━━━━━ Data section

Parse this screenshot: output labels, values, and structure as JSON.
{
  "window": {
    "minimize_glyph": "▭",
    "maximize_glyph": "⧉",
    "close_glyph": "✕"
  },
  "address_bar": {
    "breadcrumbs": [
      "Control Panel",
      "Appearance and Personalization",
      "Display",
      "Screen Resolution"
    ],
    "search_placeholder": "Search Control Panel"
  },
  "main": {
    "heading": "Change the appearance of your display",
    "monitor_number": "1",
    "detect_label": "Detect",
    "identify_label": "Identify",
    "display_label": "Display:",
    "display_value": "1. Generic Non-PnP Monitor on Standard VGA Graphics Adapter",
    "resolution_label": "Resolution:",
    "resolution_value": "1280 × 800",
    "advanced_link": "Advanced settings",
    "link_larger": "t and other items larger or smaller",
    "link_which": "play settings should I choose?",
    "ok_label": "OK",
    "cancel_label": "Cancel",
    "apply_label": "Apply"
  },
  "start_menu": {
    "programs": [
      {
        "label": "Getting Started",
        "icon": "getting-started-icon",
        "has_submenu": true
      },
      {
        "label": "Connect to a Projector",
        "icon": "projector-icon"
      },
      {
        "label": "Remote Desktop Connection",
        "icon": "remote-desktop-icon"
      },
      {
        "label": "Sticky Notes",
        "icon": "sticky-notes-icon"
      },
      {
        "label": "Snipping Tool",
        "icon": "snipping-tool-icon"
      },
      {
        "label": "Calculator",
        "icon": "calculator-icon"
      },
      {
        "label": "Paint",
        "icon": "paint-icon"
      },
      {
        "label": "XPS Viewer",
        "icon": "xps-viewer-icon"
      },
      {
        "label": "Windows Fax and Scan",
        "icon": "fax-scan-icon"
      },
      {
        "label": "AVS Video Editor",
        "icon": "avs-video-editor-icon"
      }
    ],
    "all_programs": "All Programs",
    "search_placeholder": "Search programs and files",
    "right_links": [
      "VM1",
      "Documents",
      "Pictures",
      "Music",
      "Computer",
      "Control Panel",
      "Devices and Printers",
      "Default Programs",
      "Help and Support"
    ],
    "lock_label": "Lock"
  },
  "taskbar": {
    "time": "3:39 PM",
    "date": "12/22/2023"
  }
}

━━━━━━━━━━
━━━━━ Data section

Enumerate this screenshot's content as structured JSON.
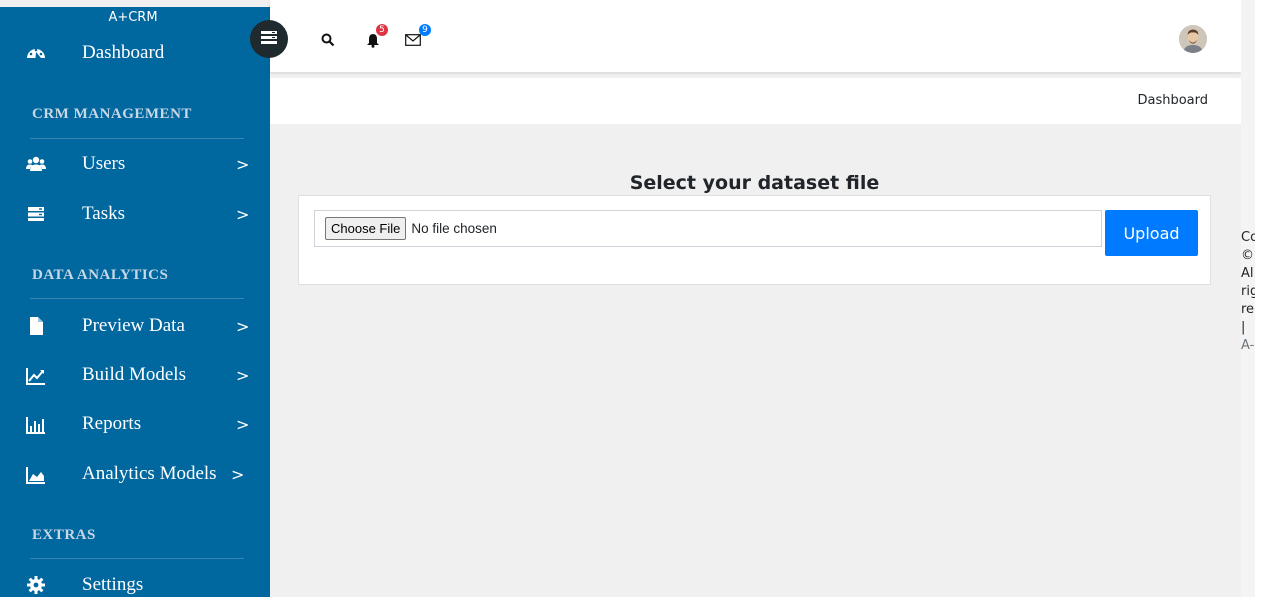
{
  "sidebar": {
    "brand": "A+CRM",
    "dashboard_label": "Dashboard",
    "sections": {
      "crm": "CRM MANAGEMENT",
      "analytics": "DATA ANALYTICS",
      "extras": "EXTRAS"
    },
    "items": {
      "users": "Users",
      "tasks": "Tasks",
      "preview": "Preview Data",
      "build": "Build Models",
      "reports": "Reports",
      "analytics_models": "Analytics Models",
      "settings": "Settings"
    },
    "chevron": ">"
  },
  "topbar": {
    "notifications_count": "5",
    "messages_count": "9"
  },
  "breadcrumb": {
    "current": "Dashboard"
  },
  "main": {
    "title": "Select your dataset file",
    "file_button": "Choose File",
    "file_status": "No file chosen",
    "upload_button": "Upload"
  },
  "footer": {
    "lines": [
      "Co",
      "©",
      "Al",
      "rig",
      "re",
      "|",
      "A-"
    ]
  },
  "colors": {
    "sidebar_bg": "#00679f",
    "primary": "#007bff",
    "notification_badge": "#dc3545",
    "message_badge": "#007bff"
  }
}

━━━━━━━━━━

Using the listing above, gather each line that holds the string "settings" and copy it.

§ **Correct result**:
    "advanced_link": "Advanced settings",
    "link_which": "play settings should I choose?",
      "settings": "Settings"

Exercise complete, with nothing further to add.